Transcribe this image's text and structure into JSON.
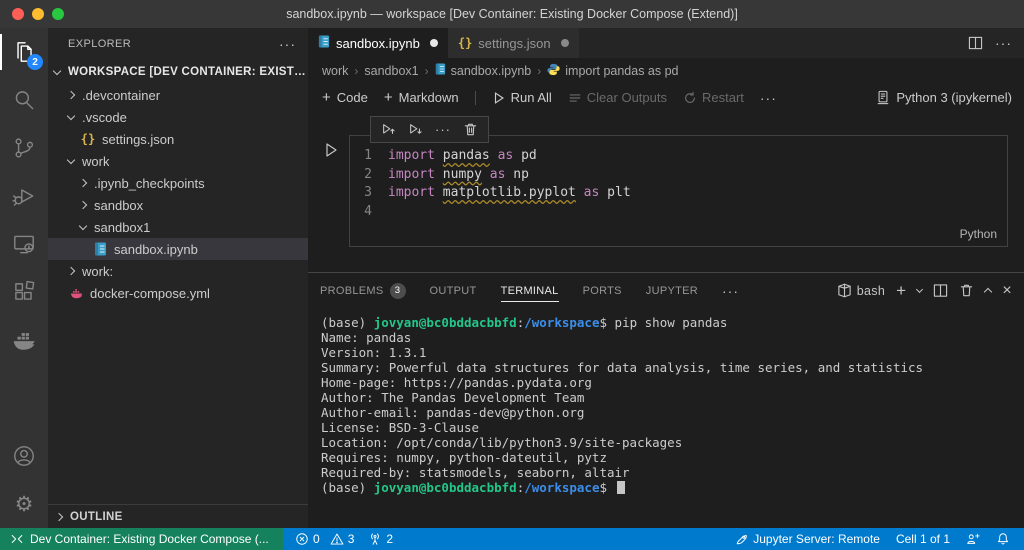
{
  "window": {
    "title": "sandbox.ipynb — workspace [Dev Container: Existing Docker Compose (Extend)]"
  },
  "activity_bar": {
    "explorer_badge": "2"
  },
  "explorer": {
    "title": "EXPLORER",
    "workspace_label": "WORKSPACE [DEV CONTAINER: EXISTIN...",
    "items": [
      {
        "label": ".devcontainer"
      },
      {
        "label": ".vscode"
      },
      {
        "label": "settings.json"
      },
      {
        "label": "work"
      },
      {
        "label": ".ipynb_checkpoints"
      },
      {
        "label": "sandbox"
      },
      {
        "label": "sandbox1"
      },
      {
        "label": "sandbox.ipynb"
      },
      {
        "label": "work:"
      },
      {
        "label": "docker-compose.yml"
      }
    ],
    "outline_label": "OUTLINE"
  },
  "editor": {
    "tabs": [
      {
        "label": "sandbox.ipynb"
      },
      {
        "label": "settings.json"
      }
    ],
    "breadcrumbs": [
      "work",
      "sandbox1",
      "sandbox.ipynb",
      "import pandas as pd"
    ]
  },
  "notebook": {
    "toolbar": {
      "add_code": "Code",
      "add_markdown": "Markdown",
      "run_all": "Run All",
      "clear_outputs": "Clear Outputs",
      "restart": "Restart"
    },
    "kernel": "Python 3 (ipykernel)",
    "cell": {
      "lines": [
        {
          "num": "1",
          "kw1": "import ",
          "name": "pandas",
          "kw2": " as ",
          "alias": "pd"
        },
        {
          "num": "2",
          "kw1": "import ",
          "name": "numpy",
          "kw2": " as ",
          "alias": "np"
        },
        {
          "num": "3",
          "kw1": "import ",
          "name": "matplotlib.pyplot",
          "kw2": " as ",
          "alias": "plt"
        },
        {
          "num": "4",
          "kw1": "",
          "name": "",
          "kw2": "",
          "alias": ""
        }
      ],
      "language": "Python"
    }
  },
  "panel": {
    "tabs": [
      "PROBLEMS",
      "OUTPUT",
      "TERMINAL",
      "PORTS",
      "JUPYTER"
    ],
    "problems_badge": "3",
    "shell": "bash"
  },
  "terminal": {
    "prompt_prefix": "(base) ",
    "prompt_user": "jovyan@bc0bddacbbfd",
    "prompt_sep": ":",
    "prompt_path": "/workspace",
    "prompt_dollar": "$ ",
    "command": "pip show pandas",
    "output": [
      "Name: pandas",
      "Version: 1.3.1",
      "Summary: Powerful data structures for data analysis, time series, and statistics",
      "Home-page: https://pandas.pydata.org",
      "Author: The Pandas Development Team",
      "Author-email: pandas-dev@python.org",
      "License: BSD-3-Clause",
      "Location: /opt/conda/lib/python3.9/site-packages",
      "Requires: numpy, python-dateutil, pytz",
      "Required-by: statsmodels, seaborn, altair"
    ]
  },
  "status_bar": {
    "remote": "Dev Container: Existing Docker Compose (...",
    "errors": "0",
    "warnings": "3",
    "ports": "2",
    "jupyter": "Jupyter Server: Remote",
    "cell_indicator": "Cell 1 of 1"
  }
}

****

The problem: Examine the data above and state how many of its lines contain the word "Existing", with no further remarks.

The output: 2